┌─ Material
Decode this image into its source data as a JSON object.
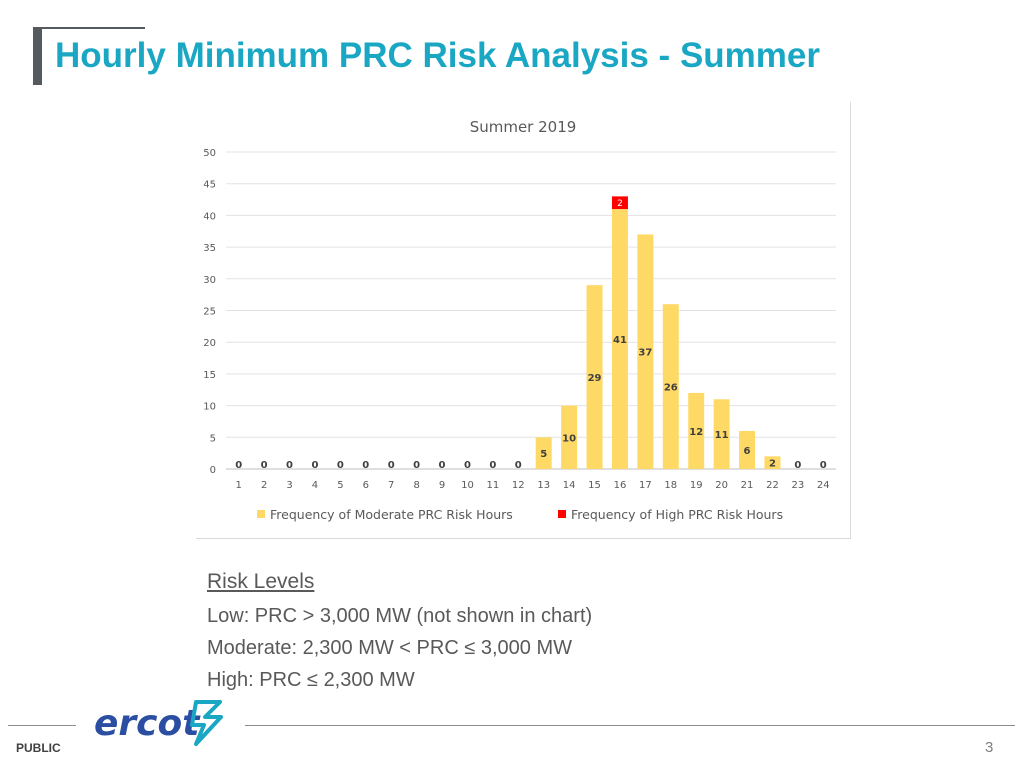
{
  "slide": {
    "title": "Hourly Minimum PRC Risk Analysis - Summer",
    "footer_label": "PUBLIC",
    "page_number": "3",
    "logo_text": "ercot"
  },
  "risk_levels": {
    "heading": "Risk Levels",
    "lines": [
      "Low: PRC > 3,000 MW (not shown in chart)",
      "Moderate: 2,300 MW < PRC ≤ 3,000 MW",
      "High: PRC ≤ 2,300 MW"
    ]
  },
  "colors": {
    "title": "#1aa7c4",
    "moderate": "#ffd966",
    "high": "#ff0000",
    "logo": "#2b4ea2"
  },
  "chart_data": {
    "type": "bar",
    "stacked": true,
    "title": "Summer 2019",
    "xlabel": "",
    "ylabel": "",
    "categories": [
      "1",
      "2",
      "3",
      "4",
      "5",
      "6",
      "7",
      "8",
      "9",
      "10",
      "11",
      "12",
      "13",
      "14",
      "15",
      "16",
      "17",
      "18",
      "19",
      "20",
      "21",
      "22",
      "23",
      "24"
    ],
    "series": [
      {
        "name": "Frequency of Moderate PRC Risk Hours",
        "color": "#ffd966",
        "values": [
          0,
          0,
          0,
          0,
          0,
          0,
          0,
          0,
          0,
          0,
          0,
          0,
          5,
          10,
          29,
          41,
          37,
          26,
          12,
          11,
          6,
          2,
          0,
          0
        ]
      },
      {
        "name": "Frequency of High PRC Risk Hours",
        "color": "#ff0000",
        "values": [
          0,
          0,
          0,
          0,
          0,
          0,
          0,
          0,
          0,
          0,
          0,
          0,
          0,
          0,
          0,
          2,
          0,
          0,
          0,
          0,
          0,
          0,
          0,
          0
        ]
      }
    ],
    "ylim": [
      0,
      50
    ],
    "yticks": [
      0,
      5,
      10,
      15,
      20,
      25,
      30,
      35,
      40,
      45,
      50
    ],
    "grid": true,
    "legend_position": "bottom"
  }
}
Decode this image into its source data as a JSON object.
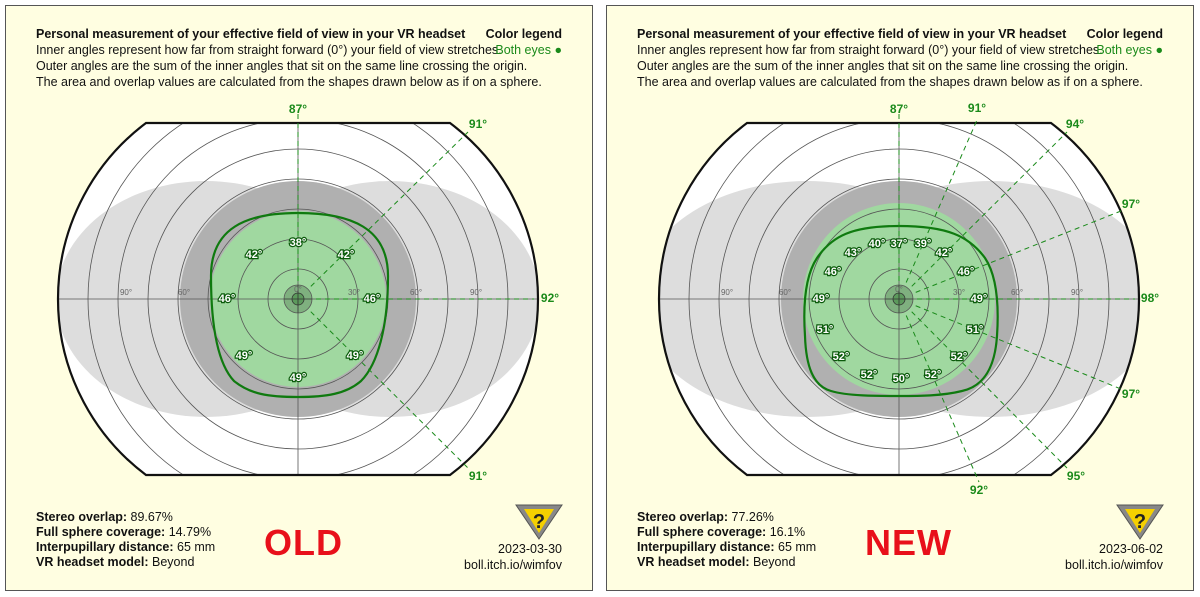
{
  "panels": [
    {
      "id": "left",
      "title": "Personal measurement of your effective field of view in your VR headset",
      "desc1": "Inner angles represent how far from straight forward (0°) your field of view stretches.",
      "desc2": "Outer angles are the sum of the inner angles that sit on the same line crossing the origin.",
      "desc3": "The area and overlap values are calculated from the shapes drawn below as if on a sphere.",
      "legend_title": "Color legend",
      "legend_item": "Both eyes ●",
      "stats": {
        "stereo_label": "Stereo overlap:",
        "stereo_value": "89.67%",
        "sphere_label": "Full sphere coverage:",
        "sphere_value": "14.79%",
        "ipd_label": "Interpupillary distance:",
        "ipd_value": "65 mm",
        "model_label": "VR headset model:",
        "model_value": "Beyond"
      },
      "version_label": "OLD",
      "date": "2023-03-30",
      "site": "boll.itch.io/wimfov",
      "ring_labels": [
        "0°",
        "30°",
        "60°",
        "90°",
        "60°",
        "90°"
      ],
      "outer_labels": [
        "87°",
        "91°",
        "92°",
        "91°"
      ],
      "inner_labels": [
        "38°",
        "42°",
        "46°",
        "49°",
        "49°",
        "49°",
        "46°",
        "42°"
      ],
      "fov_degrees": [
        38,
        42,
        46,
        49,
        49,
        49,
        46,
        42
      ]
    },
    {
      "id": "right",
      "title": "Personal measurement of your effective field of view in your VR headset",
      "desc1": "Inner angles represent how far from straight forward (0°) your field of view stretches.",
      "desc2": "Outer angles are the sum of the inner angles that sit on the same line crossing the origin.",
      "desc3": "The area and overlap values are calculated from the shapes drawn below as if on a sphere.",
      "legend_title": "Color legend",
      "legend_item": "Both eyes ●",
      "stats": {
        "stereo_label": "Stereo overlap:",
        "stereo_value": "77.26%",
        "sphere_label": "Full sphere coverage:",
        "sphere_value": "16.1%",
        "ipd_label": "Interpupillary distance:",
        "ipd_value": "65 mm",
        "model_label": "VR headset model:",
        "model_value": "Beyond"
      },
      "version_label": "NEW",
      "date": "2023-06-02",
      "site": "boll.itch.io/wimfov",
      "ring_labels": [
        "0°",
        "30°",
        "60°",
        "90°",
        "60°",
        "90°"
      ],
      "outer_labels": [
        "87°",
        "91°",
        "94°",
        "97°",
        "98°",
        "97°",
        "95°",
        "92°"
      ],
      "inner_labels": [
        "37°",
        "39°",
        "42°",
        "46°",
        "49°",
        "51°",
        "52°",
        "52°",
        "50°",
        "52°",
        "52°",
        "51°",
        "49°",
        "46°",
        "43°",
        "40°"
      ],
      "fov_degrees": [
        37,
        39,
        42,
        46,
        49,
        51,
        52,
        52,
        50,
        52,
        52,
        51,
        49,
        46,
        43,
        40
      ]
    }
  ],
  "colors": {
    "green": "#1a8a1a",
    "old_new_red": "#e8101a",
    "background": "#fffee1"
  }
}
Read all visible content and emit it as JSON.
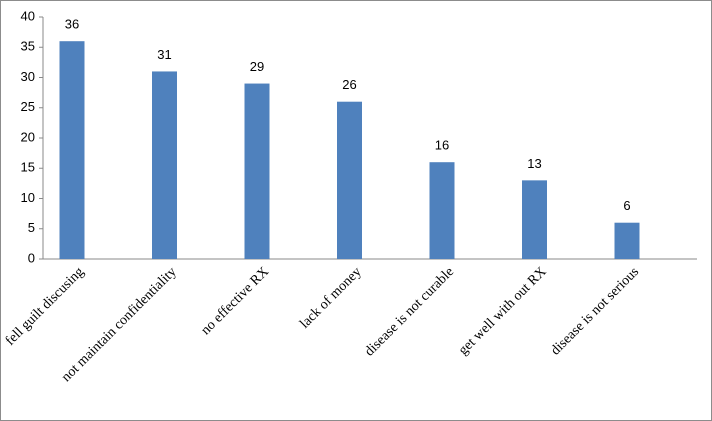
{
  "chart_data": {
    "type": "bar",
    "categories": [
      "fell guilt discusing",
      "not maintain confidentiality",
      "no effective RX",
      "lack of money",
      "disease is not curable",
      "get well with out RX",
      "disease is not serious"
    ],
    "values": [
      36,
      31,
      29,
      26,
      16,
      13,
      6
    ],
    "color": "#4f81bd",
    "ylim": [
      0,
      40
    ],
    "yticks": [
      0,
      5,
      10,
      15,
      20,
      25,
      30,
      35,
      40
    ],
    "grid": false
  }
}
└─
Exercise:
Pick out all the lines with the word "name" in them and copy them.

Task answer:
        "name": "Frequency of Moderate PRC Risk Hours",
        "name": "Frequency of High PRC Risk Hours",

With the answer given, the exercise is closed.